>> begin THE DATA

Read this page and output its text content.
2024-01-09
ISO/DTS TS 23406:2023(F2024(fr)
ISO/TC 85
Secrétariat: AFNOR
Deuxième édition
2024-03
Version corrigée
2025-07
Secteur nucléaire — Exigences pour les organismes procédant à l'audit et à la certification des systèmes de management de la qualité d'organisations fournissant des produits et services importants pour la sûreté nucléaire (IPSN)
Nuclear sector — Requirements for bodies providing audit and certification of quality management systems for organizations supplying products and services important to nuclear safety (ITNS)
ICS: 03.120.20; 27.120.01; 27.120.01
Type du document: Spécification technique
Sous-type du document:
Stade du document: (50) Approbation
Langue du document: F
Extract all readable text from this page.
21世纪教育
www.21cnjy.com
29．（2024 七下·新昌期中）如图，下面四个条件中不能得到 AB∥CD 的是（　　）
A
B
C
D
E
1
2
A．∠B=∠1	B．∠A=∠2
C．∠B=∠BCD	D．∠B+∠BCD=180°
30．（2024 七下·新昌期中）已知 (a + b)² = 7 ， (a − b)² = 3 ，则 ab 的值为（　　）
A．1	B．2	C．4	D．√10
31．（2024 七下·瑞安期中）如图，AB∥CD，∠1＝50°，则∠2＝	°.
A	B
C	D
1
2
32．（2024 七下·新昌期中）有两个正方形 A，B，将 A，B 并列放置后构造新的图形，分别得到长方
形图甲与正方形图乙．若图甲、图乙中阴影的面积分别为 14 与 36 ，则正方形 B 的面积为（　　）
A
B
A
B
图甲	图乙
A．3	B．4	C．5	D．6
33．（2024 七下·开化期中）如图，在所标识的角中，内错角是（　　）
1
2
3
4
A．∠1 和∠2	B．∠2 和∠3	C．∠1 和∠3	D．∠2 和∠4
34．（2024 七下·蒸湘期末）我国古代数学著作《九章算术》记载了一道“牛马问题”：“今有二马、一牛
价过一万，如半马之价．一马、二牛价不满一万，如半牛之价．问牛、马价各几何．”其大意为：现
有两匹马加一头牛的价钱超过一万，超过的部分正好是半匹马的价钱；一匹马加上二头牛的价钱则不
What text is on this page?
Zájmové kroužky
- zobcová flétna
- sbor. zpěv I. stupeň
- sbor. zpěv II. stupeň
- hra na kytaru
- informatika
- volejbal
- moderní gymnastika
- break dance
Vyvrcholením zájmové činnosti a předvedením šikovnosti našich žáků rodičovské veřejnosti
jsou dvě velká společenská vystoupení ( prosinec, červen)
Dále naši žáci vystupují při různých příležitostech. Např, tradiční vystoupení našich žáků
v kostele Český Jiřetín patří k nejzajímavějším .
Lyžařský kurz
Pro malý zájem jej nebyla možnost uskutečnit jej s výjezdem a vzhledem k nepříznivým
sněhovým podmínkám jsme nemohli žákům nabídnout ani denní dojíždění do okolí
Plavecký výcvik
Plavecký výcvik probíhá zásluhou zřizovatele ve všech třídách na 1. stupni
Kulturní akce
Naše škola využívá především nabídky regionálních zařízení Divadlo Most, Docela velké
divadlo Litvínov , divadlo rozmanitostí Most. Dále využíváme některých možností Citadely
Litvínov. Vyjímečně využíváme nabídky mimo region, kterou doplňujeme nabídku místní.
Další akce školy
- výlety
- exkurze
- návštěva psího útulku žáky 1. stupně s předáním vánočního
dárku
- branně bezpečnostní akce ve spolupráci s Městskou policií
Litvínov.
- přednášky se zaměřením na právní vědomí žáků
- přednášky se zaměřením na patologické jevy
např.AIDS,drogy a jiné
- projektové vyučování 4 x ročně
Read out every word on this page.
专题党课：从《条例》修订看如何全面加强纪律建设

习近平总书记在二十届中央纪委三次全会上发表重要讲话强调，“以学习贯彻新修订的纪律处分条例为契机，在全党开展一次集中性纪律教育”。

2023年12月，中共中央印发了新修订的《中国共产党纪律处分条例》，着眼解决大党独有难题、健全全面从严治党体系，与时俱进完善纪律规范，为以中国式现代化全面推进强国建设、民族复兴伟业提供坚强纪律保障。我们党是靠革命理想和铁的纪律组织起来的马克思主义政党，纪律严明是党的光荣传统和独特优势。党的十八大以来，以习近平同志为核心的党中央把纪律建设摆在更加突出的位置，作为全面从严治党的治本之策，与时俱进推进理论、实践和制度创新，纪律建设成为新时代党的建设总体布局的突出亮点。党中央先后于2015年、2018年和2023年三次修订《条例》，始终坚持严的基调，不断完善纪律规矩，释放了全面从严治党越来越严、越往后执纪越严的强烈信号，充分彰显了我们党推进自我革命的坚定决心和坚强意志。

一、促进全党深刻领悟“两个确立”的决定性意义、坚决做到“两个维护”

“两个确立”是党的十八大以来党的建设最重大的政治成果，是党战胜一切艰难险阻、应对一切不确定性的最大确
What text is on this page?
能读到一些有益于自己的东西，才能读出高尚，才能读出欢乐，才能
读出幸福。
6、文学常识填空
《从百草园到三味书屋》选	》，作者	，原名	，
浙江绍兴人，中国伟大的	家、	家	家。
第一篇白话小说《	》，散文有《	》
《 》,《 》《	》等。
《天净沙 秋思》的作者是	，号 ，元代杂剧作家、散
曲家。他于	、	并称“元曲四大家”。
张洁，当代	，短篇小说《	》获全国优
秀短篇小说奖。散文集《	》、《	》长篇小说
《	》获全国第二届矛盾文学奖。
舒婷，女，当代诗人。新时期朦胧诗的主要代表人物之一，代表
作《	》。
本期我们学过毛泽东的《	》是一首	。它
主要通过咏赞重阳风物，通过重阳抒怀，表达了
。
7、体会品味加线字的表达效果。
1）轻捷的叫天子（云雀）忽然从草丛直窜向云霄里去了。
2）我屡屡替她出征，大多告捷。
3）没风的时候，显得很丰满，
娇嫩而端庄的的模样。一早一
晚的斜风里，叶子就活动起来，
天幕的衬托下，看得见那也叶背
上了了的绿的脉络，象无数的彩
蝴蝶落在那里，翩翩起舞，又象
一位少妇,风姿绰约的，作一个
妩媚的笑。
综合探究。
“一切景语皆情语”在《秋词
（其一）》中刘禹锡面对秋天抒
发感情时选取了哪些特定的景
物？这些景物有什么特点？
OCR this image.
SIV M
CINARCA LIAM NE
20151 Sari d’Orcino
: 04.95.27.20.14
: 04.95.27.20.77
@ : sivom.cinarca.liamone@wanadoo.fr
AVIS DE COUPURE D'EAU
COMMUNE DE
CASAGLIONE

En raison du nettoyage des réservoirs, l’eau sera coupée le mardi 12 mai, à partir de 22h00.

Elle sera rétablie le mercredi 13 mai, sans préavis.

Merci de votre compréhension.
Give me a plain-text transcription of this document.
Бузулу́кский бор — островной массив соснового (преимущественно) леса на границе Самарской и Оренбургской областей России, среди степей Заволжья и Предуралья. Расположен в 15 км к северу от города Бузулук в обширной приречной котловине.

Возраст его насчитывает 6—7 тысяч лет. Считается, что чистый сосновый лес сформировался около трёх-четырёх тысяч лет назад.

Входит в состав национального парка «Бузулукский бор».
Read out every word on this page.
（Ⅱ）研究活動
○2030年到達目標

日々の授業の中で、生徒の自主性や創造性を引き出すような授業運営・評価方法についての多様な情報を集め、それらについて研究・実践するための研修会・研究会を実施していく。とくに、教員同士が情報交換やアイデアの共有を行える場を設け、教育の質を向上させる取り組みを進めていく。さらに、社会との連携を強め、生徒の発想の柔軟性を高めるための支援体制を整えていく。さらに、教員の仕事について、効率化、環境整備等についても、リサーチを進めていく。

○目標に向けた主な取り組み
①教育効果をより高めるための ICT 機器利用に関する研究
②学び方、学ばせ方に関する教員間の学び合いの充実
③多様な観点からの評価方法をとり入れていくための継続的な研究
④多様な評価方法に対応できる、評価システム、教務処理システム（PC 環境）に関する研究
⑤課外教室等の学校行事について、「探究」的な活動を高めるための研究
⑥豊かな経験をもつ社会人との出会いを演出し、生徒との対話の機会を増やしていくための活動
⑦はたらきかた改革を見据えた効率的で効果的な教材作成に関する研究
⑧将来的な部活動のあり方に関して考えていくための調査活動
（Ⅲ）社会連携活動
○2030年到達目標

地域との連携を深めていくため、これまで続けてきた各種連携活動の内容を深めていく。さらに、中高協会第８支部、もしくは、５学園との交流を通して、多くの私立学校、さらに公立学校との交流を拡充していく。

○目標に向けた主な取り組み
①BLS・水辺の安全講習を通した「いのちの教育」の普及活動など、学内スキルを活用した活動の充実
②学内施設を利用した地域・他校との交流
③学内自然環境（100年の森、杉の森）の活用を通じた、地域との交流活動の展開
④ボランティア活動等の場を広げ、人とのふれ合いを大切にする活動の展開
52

>> end THE DATA

GIVEN TASK: Copy out every line of the listing that includes the string "akce".

TASK ANSWER:
Kulturní akce
Další akce školy
- branně bezpečnostní akce ve spolupráci s Městskou policií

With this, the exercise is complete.